▸ **DATA FOR PROCESSING**
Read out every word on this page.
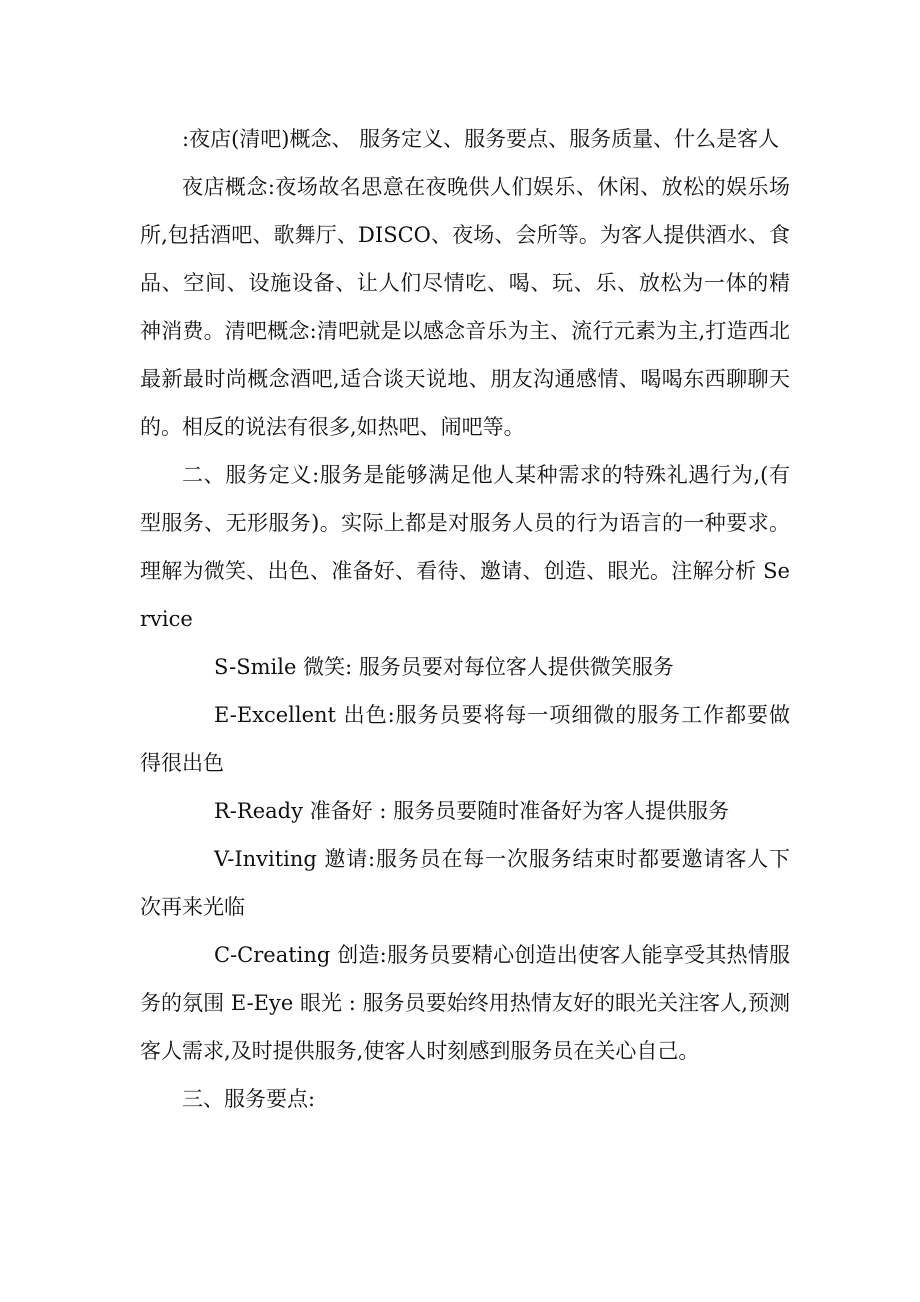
:夜店(清吧)概念、 服务定义、服务要点、服务质量、什么是客人

夜店概念:夜场故名思意在夜晚供人们娱乐、休闲、放松的娱乐场所,包括酒吧、歌舞厅、DISCO、夜场、会所等。为客人提供酒水、食品、空间、设施设备、让人们尽情吃、喝、玩、乐、放松为一体的精神消费。清吧概念:清吧就是以感念音乐为主、流行元素为主,打造西北最新最时尚概念酒吧,适合谈天说地、朋友沟通感情、喝喝东西聊聊天的。相反的说法有很多,如热吧、闹吧等。

二、服务定义:服务是能够满足他人某种需求的特殊礼遇行为,(有型服务、无形服务)。实际上都是对服务人员的行为语言的一种要求。理解为微笑、出色、准备好、看待、邀请、创造、眼光。注解分析 Service

S-Smile 微笑: 服务员要对每位客人提供微笑服务

E-Excellent 出色:服务员要将每一项细微的服务工作都要做得很出色

R-Ready 准备好 : 服务员要随时准备好为客人提供服务

V-Inviting 邀请:服务员在每一次服务结束时都要邀请客人下次再来光临

C-Creating 创造:服务员要精心创造出使客人能享受其热情服务的氛围 E-Eye 眼光 : 服务员要始终用热情友好的眼光关注客人,预测客人需求,及时提供服务,使客人时刻感到服务员在关心自己。

三、服务要点:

▸ **PROBLEM REQUIREMENTS**
Look through the entries above and count each line holding "服务定义"; report the count alone.

▸ **CORRECT ANSWER**
2